> **CHALLENGE**
Reproduce the following material exactly, including every line.

Extracted data entries:
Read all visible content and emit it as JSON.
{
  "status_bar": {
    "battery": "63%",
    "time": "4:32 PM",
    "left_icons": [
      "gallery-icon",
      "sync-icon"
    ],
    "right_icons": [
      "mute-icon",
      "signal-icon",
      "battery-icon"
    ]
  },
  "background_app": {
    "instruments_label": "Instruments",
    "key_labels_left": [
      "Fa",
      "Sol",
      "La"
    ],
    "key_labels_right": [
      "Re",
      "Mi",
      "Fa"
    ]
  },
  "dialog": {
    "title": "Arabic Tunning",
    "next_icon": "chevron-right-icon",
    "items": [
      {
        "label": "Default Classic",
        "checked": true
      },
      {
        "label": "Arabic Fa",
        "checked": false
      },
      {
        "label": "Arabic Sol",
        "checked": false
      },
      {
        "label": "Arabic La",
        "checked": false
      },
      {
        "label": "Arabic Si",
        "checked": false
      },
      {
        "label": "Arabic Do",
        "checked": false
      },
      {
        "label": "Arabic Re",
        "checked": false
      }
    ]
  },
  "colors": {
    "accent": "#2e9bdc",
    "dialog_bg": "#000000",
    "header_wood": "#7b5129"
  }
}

> **EXERCISE RESPONSE**
Read all visible content and emit it as JSON.
{
  "status_bar": {
    "battery": "63%",
    "time": "4:32 PM",
    "left_icons": [
      "gallery-icon",
      "sync-icon"
    ],
    "right_icons": [
      "mute-icon",
      "signal-icon",
      "battery-icon"
    ]
  },
  "background_app": {
    "instruments_label": "Instruments",
    "key_labels_left": [
      "Fa",
      "Sol",
      "La"
    ],
    "key_labels_right": [
      "Re",
      "Mi",
      "Fa"
    ]
  },
  "dialog": {
    "title": "Arabic Tunning",
    "next_icon": "chevron-right-icon",
    "items": [
      {
        "label": "Default Classic",
        "checked": true
      },
      {
        "label": "Arabic Fa",
        "checked": false
      },
      {
        "label": "Arabic Sol",
        "checked": false
      },
      {
        "label": "Arabic La",
        "checked": false
      },
      {
        "label": "Arabic Si",
        "checked": false
      },
      {
        "label": "Arabic Do",
        "checked": false
      },
      {
        "label": "Arabic Re",
        "checked": false
      }
    ]
  },
  "colors": {
    "accent": "#2e9bdc",
    "dialog_bg": "#000000",
    "header_wood": "#7b5129"
  }
}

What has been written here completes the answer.